== MATERIAL PROVIDED
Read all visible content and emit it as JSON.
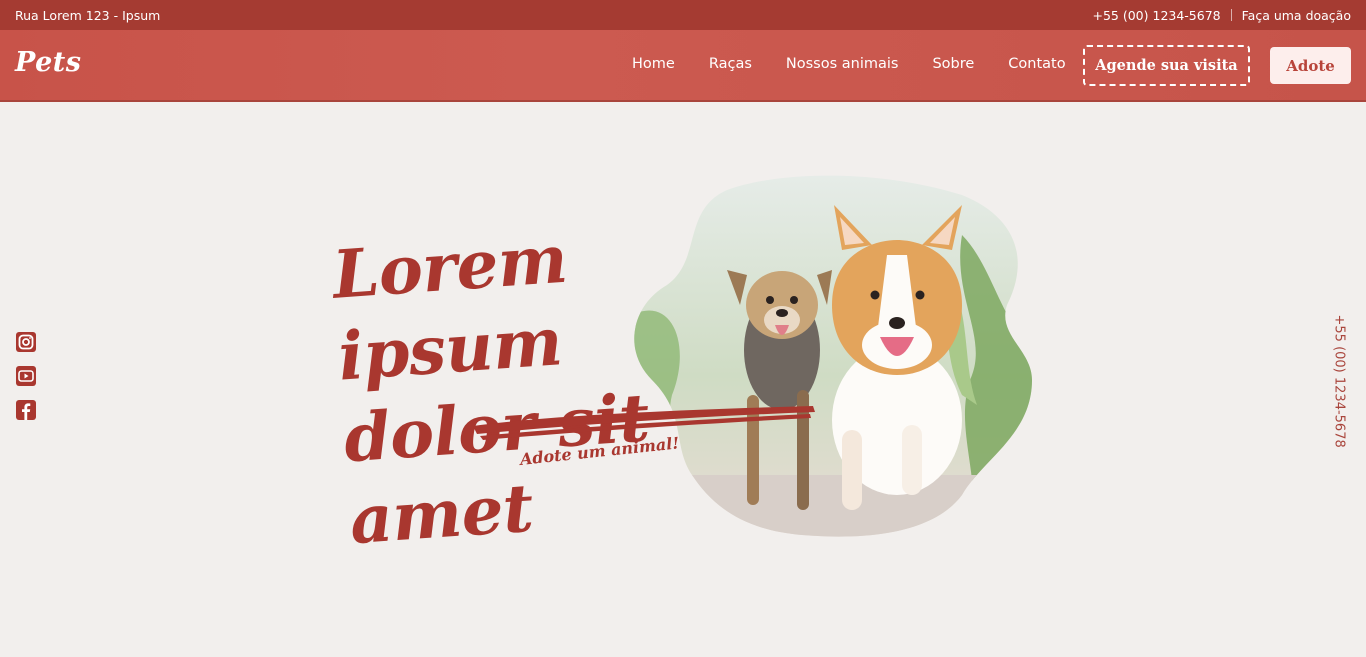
{
  "topbar": {
    "address": "Rua Lorem 123 - Ipsum",
    "phone": "+55 (00) 1234-5678",
    "donate": "Faça uma doação"
  },
  "header": {
    "logo": "Pets",
    "nav": [
      "Home",
      "Raças",
      "Nossos animais",
      "Sobre",
      "Contato"
    ],
    "visit_button": "Agende sua visita",
    "adopt_button": "Adote"
  },
  "hero": {
    "title_line1": "Lorem ipsum",
    "title_line2": "dolor sit amet",
    "cta": "Adote um animal!"
  },
  "social": [
    "instagram-icon",
    "youtube-icon",
    "facebook-icon"
  ],
  "side_phone": "+55 (00) 1234-5678",
  "colors": {
    "primary": "#a9372f",
    "topbar": "#a53b32",
    "navbar": "#c85349",
    "background": "#f2efed"
  }
}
====
• [SHORT EXERCISE] Keep the pictures out of the copy and write out the data exactly as it stands.

• [FULL OUTPUT]
Read all visible content and emit it as JSON.
{
  "topbar": {
    "address": "Rua Lorem 123 - Ipsum",
    "phone": "+55 (00) 1234-5678",
    "donate": "Faça uma doação"
  },
  "header": {
    "logo": "Pets",
    "nav": [
      "Home",
      "Raças",
      "Nossos animais",
      "Sobre",
      "Contato"
    ],
    "visit_button": "Agende sua visita",
    "adopt_button": "Adote"
  },
  "hero": {
    "title_line1": "Lorem ipsum",
    "title_line2": "dolor sit amet",
    "cta": "Adote um animal!"
  },
  "social": [
    "instagram-icon",
    "youtube-icon",
    "facebook-icon"
  ],
  "side_phone": "+55 (00) 1234-5678",
  "colors": {
    "primary": "#a9372f",
    "topbar": "#a53b32",
    "navbar": "#c85349",
    "background": "#f2efed"
  }
}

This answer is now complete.